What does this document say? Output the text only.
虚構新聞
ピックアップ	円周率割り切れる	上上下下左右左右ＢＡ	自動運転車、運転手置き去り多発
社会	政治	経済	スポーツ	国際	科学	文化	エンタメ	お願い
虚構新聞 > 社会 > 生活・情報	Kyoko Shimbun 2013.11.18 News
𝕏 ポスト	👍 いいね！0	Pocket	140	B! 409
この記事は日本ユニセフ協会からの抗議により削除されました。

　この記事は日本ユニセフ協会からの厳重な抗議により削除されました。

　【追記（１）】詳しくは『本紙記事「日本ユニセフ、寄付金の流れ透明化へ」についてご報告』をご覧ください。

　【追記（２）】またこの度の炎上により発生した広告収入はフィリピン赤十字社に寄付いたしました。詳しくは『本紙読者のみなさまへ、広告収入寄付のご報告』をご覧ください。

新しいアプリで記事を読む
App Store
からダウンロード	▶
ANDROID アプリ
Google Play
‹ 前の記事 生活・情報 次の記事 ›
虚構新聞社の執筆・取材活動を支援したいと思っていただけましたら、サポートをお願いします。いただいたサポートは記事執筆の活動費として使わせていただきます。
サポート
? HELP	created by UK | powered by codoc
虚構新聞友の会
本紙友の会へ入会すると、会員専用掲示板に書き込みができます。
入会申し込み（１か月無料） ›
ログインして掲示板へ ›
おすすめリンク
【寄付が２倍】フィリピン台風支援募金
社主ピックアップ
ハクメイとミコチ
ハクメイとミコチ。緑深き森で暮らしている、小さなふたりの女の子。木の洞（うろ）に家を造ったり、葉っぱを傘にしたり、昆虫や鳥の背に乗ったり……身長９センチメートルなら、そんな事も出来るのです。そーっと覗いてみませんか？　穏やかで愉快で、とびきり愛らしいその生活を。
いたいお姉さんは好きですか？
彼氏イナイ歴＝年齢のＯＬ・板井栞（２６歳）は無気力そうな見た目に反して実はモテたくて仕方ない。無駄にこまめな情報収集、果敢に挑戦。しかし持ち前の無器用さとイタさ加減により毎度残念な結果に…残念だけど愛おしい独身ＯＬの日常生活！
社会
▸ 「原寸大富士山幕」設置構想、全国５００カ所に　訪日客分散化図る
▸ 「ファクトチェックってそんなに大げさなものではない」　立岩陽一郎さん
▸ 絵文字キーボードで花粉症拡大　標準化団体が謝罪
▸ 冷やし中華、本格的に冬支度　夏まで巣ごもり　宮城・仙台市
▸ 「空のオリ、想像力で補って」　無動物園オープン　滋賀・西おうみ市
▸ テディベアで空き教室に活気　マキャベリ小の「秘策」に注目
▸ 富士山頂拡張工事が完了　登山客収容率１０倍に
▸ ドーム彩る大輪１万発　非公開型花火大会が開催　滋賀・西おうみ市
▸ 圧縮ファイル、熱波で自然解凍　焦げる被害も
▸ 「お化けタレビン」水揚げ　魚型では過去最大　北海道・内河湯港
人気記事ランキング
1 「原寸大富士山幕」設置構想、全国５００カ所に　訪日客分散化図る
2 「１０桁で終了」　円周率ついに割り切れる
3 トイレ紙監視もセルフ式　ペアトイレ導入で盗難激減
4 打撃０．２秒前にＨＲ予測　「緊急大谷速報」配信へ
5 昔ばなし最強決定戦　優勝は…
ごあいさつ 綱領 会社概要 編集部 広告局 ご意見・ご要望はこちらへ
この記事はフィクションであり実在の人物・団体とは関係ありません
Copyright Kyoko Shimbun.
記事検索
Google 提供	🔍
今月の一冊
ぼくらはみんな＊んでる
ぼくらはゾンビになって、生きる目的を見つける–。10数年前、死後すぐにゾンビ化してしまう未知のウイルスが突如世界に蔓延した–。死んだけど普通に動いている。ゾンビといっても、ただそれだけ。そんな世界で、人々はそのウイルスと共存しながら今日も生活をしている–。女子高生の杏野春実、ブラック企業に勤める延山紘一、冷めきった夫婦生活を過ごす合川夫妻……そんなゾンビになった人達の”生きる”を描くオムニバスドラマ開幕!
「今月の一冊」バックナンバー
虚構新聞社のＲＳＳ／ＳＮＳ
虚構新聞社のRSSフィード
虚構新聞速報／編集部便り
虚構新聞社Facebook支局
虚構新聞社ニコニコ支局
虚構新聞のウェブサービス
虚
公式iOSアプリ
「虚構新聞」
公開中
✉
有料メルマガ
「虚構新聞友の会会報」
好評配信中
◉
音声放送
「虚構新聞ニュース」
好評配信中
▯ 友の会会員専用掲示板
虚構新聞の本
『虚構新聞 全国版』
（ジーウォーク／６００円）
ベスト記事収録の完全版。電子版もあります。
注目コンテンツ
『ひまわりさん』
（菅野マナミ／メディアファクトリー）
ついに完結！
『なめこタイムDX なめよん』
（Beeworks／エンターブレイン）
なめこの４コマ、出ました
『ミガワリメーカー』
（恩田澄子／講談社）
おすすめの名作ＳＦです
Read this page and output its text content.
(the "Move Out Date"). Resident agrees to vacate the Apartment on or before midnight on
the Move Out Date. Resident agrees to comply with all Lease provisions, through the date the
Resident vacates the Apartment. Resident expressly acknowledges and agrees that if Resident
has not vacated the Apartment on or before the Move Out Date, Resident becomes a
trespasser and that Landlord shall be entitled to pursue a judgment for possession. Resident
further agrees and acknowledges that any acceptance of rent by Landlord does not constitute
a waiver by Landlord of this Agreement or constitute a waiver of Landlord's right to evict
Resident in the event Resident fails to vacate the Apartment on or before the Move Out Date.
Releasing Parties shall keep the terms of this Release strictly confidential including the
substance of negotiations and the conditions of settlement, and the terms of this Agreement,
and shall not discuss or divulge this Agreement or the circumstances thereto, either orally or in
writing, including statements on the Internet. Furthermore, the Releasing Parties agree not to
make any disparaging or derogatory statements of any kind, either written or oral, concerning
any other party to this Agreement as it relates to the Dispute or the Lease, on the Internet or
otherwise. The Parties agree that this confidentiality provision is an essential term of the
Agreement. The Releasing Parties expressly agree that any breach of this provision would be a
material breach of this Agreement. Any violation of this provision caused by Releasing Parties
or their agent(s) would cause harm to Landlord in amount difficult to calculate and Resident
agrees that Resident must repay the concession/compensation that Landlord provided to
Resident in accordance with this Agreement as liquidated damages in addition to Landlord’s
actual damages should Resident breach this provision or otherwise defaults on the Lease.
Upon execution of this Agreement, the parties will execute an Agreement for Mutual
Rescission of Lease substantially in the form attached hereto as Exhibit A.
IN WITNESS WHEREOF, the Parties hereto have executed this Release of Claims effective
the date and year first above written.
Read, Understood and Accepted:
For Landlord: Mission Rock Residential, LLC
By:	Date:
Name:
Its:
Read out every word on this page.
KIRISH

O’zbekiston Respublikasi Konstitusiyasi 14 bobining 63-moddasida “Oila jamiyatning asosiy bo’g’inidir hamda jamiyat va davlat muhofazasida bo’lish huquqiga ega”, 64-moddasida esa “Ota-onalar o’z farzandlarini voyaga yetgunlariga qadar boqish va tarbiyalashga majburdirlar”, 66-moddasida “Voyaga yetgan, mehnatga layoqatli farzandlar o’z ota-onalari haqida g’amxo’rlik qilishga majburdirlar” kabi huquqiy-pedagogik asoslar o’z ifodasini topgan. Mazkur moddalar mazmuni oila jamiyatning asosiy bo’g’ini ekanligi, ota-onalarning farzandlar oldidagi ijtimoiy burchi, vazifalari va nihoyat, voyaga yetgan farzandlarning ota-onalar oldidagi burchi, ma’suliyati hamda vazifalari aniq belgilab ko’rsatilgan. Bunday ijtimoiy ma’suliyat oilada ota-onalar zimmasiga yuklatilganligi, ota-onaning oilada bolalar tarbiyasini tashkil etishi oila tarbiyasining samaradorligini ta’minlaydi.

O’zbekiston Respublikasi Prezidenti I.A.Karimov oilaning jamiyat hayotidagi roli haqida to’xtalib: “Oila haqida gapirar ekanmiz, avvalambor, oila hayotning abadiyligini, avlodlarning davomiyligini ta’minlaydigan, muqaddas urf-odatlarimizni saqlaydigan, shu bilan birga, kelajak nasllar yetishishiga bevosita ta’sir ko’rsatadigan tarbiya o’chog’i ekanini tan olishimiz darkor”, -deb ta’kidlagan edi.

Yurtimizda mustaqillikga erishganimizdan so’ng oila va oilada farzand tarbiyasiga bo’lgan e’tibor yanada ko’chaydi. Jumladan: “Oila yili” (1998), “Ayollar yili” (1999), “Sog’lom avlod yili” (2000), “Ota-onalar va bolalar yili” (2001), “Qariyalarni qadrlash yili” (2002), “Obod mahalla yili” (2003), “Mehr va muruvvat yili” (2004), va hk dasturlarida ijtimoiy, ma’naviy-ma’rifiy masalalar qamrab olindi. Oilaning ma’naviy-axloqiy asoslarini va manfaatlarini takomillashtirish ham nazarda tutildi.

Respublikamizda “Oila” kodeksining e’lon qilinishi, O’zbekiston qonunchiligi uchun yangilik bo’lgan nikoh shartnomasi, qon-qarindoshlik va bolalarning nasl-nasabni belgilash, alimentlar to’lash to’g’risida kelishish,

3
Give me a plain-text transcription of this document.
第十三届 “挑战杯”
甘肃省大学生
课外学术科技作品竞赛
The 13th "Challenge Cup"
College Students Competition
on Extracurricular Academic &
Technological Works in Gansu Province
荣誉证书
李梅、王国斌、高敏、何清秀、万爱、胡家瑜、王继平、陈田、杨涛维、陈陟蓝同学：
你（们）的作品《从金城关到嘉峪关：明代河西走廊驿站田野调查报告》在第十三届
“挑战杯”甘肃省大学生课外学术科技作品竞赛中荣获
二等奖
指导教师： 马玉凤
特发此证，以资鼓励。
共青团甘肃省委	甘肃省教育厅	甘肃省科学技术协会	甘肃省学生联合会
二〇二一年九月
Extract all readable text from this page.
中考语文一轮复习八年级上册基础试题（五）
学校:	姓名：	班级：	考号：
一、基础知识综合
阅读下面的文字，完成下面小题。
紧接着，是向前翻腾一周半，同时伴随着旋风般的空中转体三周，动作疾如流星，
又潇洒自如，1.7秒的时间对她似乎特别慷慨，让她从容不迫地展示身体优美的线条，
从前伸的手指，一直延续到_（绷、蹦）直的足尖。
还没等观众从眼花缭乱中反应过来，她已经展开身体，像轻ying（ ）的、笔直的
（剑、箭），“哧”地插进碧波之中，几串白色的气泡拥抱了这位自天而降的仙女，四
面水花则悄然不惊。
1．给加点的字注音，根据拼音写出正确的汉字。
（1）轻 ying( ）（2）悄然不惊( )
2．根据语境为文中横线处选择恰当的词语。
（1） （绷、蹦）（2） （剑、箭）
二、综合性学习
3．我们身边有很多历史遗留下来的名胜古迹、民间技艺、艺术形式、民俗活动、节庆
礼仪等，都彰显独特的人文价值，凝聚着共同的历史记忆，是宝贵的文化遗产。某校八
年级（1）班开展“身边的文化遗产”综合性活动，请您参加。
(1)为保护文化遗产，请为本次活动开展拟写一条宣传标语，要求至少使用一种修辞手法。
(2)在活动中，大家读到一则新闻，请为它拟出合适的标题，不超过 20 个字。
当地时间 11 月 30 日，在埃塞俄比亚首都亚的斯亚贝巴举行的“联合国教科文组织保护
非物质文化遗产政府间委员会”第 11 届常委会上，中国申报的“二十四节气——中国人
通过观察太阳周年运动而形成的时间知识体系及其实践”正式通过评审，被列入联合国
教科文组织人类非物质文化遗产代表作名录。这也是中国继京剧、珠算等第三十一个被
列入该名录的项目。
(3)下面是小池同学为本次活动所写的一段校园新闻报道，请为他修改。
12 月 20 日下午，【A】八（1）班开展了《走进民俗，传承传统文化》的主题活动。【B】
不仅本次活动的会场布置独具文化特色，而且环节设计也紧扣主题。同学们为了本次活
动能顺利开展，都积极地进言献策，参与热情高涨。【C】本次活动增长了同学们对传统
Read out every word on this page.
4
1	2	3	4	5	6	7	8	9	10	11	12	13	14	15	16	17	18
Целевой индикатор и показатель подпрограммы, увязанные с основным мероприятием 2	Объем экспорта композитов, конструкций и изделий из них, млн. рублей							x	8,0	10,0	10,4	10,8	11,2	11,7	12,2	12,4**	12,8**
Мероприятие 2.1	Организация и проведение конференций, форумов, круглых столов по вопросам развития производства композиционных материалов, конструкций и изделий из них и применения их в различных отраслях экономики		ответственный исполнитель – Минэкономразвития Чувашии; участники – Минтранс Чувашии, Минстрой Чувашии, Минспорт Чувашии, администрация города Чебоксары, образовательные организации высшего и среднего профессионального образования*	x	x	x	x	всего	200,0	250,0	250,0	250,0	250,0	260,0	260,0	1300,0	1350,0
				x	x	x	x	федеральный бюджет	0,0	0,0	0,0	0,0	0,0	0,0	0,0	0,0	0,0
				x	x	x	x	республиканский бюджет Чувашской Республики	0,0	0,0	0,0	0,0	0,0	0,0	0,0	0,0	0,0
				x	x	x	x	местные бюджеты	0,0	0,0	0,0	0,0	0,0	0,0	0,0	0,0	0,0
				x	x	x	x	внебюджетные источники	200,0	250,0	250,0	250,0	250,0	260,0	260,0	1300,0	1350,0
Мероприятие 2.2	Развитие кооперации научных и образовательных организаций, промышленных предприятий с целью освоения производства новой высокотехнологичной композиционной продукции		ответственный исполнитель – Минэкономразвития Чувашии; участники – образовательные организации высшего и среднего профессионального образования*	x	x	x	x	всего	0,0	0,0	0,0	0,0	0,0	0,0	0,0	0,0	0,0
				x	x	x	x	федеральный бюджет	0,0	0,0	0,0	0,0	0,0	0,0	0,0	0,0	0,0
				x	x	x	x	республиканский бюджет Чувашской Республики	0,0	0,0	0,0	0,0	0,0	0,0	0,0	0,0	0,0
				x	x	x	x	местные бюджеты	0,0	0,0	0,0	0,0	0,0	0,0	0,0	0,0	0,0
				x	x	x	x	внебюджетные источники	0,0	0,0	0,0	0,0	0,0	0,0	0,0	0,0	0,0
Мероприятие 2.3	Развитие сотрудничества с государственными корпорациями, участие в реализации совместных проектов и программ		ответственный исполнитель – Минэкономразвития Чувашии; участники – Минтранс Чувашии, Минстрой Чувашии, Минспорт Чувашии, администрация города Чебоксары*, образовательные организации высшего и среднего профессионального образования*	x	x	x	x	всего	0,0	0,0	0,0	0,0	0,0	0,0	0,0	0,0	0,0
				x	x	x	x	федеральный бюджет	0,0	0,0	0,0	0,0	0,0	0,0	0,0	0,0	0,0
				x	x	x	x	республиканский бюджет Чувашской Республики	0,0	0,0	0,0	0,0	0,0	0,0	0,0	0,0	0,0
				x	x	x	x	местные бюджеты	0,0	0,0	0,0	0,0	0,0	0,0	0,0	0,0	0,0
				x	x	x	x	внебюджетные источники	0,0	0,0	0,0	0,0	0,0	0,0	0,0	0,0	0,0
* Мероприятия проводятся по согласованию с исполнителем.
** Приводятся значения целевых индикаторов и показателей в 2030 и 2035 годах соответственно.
★ ★ ★ ★
What needs to be done →
Scan the data above; copy every line where "either" appears.

Solution for this exercise →
and shall not discuss or divulge this Agreement or the circumstances thereto, either orally or in
make any disparaging or derogatory statements of any kind, either written or oral, concerning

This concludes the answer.